Exercise objective:
Repeat everything in the material exactly.

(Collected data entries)

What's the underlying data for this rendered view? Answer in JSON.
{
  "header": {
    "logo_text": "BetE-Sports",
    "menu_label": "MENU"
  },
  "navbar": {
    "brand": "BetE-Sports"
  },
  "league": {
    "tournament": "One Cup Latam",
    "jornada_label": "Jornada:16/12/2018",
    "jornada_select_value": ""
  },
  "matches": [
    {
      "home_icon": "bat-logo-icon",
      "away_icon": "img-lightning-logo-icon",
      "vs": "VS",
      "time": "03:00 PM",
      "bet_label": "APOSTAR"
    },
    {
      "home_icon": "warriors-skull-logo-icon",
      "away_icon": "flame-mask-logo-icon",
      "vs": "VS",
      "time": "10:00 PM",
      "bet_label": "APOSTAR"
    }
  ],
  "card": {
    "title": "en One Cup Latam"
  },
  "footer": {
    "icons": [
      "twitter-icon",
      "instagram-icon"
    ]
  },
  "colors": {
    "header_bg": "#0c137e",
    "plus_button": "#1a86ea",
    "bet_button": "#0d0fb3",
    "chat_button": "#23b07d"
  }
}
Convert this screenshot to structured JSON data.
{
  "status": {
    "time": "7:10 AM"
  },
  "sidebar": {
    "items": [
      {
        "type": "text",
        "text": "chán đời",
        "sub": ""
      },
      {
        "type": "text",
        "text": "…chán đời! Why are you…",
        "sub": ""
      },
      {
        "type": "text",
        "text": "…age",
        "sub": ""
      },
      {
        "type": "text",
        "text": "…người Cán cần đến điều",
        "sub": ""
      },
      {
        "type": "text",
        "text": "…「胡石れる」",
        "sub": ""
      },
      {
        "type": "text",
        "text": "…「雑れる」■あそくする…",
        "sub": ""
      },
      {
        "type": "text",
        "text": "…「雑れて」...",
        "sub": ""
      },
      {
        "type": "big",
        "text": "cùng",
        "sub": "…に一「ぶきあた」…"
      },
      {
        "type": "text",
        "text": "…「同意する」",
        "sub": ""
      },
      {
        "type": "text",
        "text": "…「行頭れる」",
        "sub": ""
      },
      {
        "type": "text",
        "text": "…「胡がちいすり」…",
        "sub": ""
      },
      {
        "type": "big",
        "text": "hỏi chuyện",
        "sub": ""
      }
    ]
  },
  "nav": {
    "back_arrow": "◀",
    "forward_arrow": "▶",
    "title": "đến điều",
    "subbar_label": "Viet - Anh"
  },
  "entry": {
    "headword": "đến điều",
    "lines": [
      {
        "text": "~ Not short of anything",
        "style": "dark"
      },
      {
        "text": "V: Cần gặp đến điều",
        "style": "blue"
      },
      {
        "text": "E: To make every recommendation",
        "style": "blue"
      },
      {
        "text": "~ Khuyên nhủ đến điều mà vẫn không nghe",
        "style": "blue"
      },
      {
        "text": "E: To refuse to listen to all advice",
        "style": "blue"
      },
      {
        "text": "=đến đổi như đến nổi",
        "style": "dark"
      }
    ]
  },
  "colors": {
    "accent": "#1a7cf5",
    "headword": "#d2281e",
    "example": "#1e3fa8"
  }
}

Solved problem:
What's the underlying data for this rendered view? Answer in JSON.
{
  "header": {
    "logo_text": "BetE-Sports",
    "menu_label": "MENU"
  },
  "navbar": {
    "brand": "BetE-Sports"
  },
  "league": {
    "tournament": "One Cup Latam",
    "jornada_label": "Jornada:16/12/2018",
    "jornada_select_value": ""
  },
  "matches": [
    {
      "home_icon": "bat-logo-icon",
      "away_icon": "img-lightning-logo-icon",
      "vs": "VS",
      "time": "03:00 PM",
      "bet_label": "APOSTAR"
    },
    {
      "home_icon": "warriors-skull-logo-icon",
      "away_icon": "flame-mask-logo-icon",
      "vs": "VS",
      "time": "10:00 PM",
      "bet_label": "APOSTAR"
    }
  ],
  "card": {
    "title": "en One Cup Latam"
  },
  "footer": {
    "icons": [
      "twitter-icon",
      "instagram-icon"
    ]
  },
  "colors": {
    "header_bg": "#0c137e",
    "plus_button": "#1a86ea",
    "bet_button": "#0d0fb3",
    "chat_button": "#23b07d"
  }
}
Convert this screenshot to structured JSON data.
{
  "status": {
    "time": "7:10 AM"
  },
  "sidebar": {
    "items": [
      {
        "type": "text",
        "text": "chán đời",
        "sub": ""
      },
      {
        "type": "text",
        "text": "…chán đời! Why are you…",
        "sub": ""
      },
      {
        "type": "text",
        "text": "…age",
        "sub": ""
      },
      {
        "type": "text",
        "text": "…người Cán cần đến điều",
        "sub": ""
      },
      {
        "type": "text",
        "text": "…「胡石れる」",
        "sub": ""
      },
      {
        "type": "text",
        "text": "…「雑れる」■あそくする…",
        "sub": ""
      },
      {
        "type": "text",
        "text": "…「雑れて」...",
        "sub": ""
      },
      {
        "type": "big",
        "text": "cùng",
        "sub": "…に一「ぶきあた」…"
      },
      {
        "type": "text",
        "text": "…「同意する」",
        "sub": ""
      },
      {
        "type": "text",
        "text": "…「行頭れる」",
        "sub": ""
      },
      {
        "type": "text",
        "text": "…「胡がちいすり」…",
        "sub": ""
      },
      {
        "type": "big",
        "text": "hỏi chuyện",
        "sub": ""
      }
    ]
  },
  "nav": {
    "back_arrow": "◀",
    "forward_arrow": "▶",
    "title": "đến điều",
    "subbar_label": "Viet - Anh"
  },
  "entry": {
    "headword": "đến điều",
    "lines": [
      {
        "text": "~ Not short of anything",
        "style": "dark"
      },
      {
        "text": "V: Cần gặp đến điều",
        "style": "blue"
      },
      {
        "text": "E: To make every recommendation",
        "style": "blue"
      },
      {
        "text": "~ Khuyên nhủ đến điều mà vẫn không nghe",
        "style": "blue"
      },
      {
        "text": "E: To refuse to listen to all advice",
        "style": "blue"
      },
      {
        "text": "=đến đổi như đến nổi",
        "style": "dark"
      }
    ]
  },
  "colors": {
    "accent": "#1a7cf5",
    "headword": "#d2281e",
    "example": "#1e3fa8"
  }
}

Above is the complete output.